Source records:
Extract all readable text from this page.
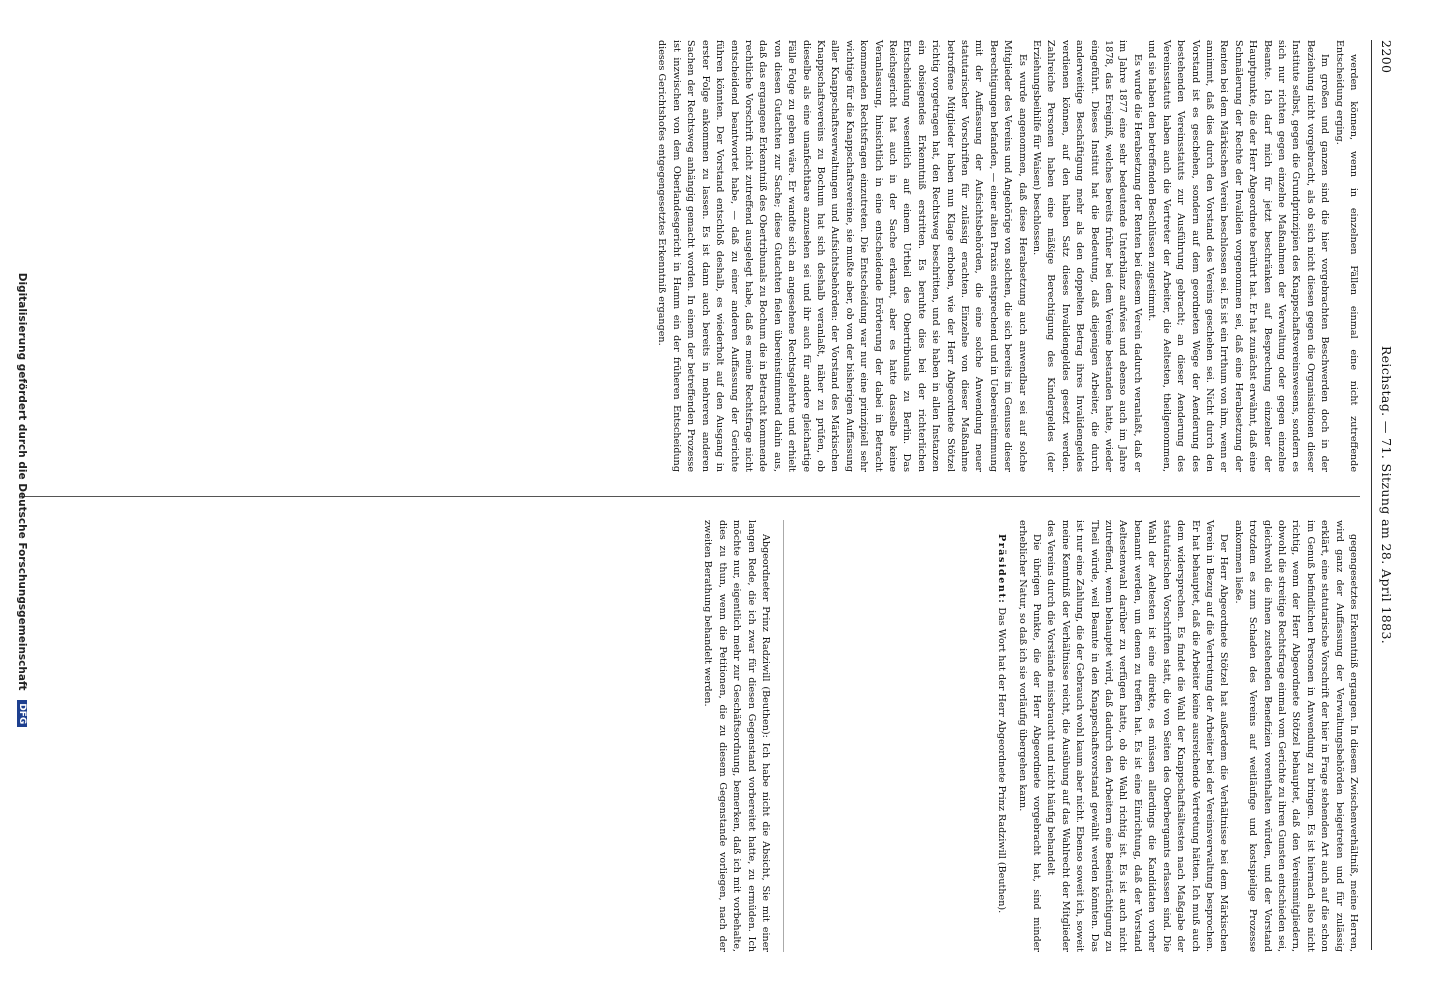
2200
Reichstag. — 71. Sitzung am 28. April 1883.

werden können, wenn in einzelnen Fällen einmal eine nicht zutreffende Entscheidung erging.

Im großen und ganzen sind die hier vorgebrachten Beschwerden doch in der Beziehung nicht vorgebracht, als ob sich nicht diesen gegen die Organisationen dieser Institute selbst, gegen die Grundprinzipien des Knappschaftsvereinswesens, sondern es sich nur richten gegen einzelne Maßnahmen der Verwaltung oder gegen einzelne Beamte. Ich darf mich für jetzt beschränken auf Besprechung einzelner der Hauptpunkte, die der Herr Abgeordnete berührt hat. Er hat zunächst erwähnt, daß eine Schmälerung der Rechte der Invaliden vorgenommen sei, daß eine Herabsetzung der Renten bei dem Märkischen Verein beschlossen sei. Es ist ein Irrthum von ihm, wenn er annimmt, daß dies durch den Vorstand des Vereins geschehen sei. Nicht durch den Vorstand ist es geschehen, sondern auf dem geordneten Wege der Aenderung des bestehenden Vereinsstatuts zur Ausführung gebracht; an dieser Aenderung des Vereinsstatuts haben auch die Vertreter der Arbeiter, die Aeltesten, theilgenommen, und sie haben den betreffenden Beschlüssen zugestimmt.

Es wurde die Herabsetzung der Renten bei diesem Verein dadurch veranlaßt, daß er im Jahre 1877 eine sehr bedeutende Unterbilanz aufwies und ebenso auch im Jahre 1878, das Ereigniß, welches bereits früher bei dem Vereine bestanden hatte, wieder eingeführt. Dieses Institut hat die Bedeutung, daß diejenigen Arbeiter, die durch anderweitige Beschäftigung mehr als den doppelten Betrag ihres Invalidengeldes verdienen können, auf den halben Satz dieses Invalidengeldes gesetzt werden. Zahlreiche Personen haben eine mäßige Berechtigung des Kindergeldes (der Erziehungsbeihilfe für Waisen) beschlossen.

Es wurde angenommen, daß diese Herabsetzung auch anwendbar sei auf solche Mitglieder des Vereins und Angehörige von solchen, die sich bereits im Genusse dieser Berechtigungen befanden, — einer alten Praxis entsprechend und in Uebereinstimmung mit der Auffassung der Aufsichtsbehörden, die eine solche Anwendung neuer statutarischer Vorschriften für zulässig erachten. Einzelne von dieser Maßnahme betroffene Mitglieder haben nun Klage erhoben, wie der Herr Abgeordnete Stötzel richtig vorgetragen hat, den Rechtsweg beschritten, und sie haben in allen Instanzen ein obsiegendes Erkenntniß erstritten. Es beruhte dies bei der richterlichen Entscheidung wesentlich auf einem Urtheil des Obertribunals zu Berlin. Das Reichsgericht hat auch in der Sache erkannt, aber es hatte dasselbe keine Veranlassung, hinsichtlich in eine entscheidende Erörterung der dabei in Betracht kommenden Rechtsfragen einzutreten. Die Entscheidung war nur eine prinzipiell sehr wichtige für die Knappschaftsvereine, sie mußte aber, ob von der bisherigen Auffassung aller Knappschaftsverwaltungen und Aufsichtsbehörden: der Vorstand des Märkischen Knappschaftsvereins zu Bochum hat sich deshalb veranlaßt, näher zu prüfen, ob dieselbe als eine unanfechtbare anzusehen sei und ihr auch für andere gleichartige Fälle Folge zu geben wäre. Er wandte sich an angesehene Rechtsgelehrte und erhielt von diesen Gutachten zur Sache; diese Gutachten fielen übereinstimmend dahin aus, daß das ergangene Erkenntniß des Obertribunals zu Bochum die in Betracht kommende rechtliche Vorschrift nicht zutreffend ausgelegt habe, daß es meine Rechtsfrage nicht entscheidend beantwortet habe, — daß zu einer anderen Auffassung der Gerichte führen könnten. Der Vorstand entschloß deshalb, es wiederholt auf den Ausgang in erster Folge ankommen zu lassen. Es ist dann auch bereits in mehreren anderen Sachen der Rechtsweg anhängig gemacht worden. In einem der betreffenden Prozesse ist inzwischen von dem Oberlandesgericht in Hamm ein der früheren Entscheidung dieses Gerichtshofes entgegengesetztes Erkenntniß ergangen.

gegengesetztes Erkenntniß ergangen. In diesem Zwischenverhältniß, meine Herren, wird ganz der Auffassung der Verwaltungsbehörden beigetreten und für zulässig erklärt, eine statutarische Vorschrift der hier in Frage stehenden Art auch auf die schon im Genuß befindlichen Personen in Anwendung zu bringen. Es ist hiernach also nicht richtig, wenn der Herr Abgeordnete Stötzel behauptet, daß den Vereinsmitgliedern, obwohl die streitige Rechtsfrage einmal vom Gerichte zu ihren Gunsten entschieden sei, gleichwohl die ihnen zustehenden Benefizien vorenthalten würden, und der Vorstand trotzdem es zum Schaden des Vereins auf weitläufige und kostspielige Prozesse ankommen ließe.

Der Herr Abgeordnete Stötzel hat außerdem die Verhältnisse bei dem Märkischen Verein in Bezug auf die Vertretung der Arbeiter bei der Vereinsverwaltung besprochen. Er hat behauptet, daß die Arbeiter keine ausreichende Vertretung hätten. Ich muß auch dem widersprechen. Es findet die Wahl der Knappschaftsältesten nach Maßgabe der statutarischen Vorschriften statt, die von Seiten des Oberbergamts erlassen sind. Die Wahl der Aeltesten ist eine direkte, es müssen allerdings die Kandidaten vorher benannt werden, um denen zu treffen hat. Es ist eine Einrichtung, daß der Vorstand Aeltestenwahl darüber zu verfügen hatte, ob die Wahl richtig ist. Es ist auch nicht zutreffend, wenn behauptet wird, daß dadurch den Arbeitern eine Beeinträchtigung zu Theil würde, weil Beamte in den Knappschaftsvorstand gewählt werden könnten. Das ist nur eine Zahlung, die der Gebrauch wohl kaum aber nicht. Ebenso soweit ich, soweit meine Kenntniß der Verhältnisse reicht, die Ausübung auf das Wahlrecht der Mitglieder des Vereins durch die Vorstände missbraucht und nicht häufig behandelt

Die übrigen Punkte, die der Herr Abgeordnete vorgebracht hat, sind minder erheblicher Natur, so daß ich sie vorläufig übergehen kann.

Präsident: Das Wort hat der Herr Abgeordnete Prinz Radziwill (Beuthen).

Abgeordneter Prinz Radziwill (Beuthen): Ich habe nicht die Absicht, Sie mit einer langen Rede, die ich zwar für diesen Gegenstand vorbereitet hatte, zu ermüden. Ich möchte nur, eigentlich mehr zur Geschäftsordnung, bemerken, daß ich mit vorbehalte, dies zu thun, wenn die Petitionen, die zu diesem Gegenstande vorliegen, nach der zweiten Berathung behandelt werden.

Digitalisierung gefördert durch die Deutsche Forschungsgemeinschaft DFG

==

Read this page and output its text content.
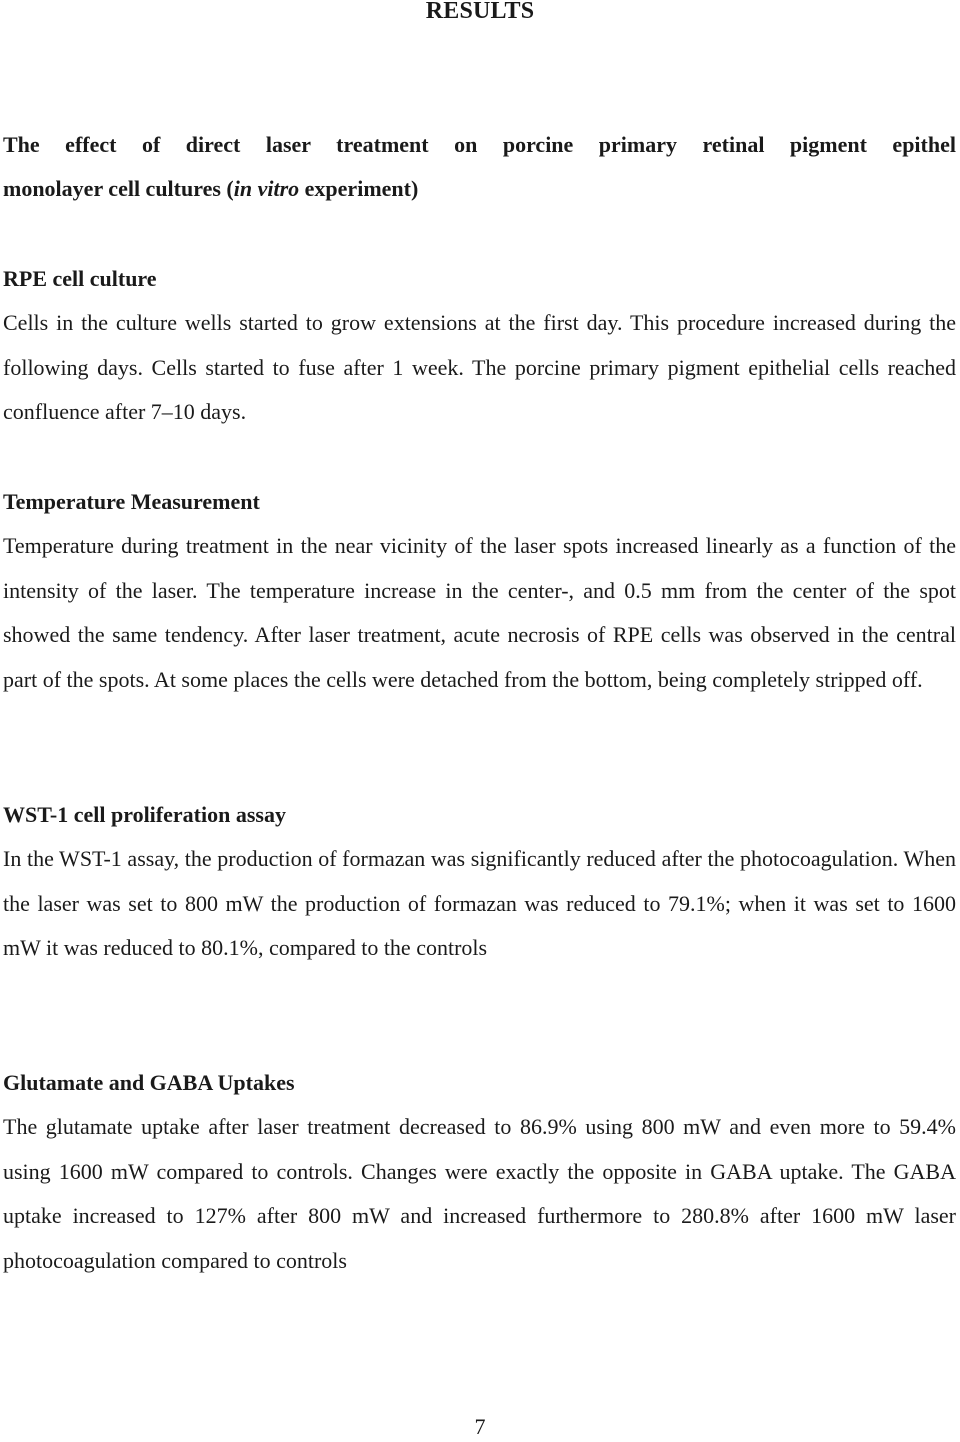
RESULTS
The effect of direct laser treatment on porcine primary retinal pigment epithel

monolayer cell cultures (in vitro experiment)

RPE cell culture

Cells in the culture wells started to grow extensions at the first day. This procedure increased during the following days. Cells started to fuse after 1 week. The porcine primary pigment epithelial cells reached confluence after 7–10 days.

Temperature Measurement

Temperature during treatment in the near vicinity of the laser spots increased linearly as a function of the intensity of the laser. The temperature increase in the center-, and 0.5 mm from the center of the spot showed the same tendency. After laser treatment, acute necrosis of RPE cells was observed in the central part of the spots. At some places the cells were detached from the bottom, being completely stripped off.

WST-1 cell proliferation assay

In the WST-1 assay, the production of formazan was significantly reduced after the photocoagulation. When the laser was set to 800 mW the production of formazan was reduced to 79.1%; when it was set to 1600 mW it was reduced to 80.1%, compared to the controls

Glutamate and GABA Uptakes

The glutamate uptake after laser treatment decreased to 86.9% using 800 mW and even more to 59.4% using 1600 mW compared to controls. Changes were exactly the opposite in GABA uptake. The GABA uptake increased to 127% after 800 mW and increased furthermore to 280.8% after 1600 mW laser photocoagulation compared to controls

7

==

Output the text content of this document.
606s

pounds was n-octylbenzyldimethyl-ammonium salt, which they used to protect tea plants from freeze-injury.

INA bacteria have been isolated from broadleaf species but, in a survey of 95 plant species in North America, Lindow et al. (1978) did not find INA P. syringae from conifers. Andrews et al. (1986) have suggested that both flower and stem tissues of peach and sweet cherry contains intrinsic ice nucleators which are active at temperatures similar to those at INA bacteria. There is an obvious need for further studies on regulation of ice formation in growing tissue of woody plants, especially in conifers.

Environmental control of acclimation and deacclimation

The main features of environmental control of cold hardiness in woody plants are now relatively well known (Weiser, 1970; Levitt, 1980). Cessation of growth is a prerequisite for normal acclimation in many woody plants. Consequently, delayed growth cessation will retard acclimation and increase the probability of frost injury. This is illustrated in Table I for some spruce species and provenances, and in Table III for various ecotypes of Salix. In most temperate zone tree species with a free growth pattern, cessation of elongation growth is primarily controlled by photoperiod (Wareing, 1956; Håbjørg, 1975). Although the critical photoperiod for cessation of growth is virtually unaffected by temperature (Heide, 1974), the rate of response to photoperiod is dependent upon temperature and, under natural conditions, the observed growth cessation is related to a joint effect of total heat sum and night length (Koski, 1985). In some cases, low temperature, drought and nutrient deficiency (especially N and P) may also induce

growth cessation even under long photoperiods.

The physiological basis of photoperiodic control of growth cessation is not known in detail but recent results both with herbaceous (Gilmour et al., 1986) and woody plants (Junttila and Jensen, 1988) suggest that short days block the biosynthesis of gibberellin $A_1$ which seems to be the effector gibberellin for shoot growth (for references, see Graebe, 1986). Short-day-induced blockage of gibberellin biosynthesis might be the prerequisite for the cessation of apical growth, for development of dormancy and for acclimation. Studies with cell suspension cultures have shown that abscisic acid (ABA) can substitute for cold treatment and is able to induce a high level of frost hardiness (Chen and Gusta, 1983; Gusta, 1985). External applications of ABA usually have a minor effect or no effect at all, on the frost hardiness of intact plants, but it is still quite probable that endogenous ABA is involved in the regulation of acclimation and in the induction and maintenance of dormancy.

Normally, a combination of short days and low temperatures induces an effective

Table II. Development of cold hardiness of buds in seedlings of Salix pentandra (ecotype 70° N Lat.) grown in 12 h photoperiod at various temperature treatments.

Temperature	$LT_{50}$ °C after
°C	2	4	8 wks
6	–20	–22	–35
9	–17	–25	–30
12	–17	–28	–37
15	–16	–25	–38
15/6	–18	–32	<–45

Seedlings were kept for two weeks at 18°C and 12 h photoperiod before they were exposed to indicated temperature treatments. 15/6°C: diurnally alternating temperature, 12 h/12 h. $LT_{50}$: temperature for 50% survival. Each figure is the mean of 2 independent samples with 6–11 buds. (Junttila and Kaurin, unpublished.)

### Goal of the exercise
Read the entries and pick out all lines that include the word "primary".

### Task response
The effect of direct laser treatment on porcine primary retinal pigment epithel
Cells in the culture wells started to grow extensions at the first day. This procedure increased during the following days. Cells started to fuse after 1 week. The porcine primary pigment epithelial cells reached confluence after 7–10 days.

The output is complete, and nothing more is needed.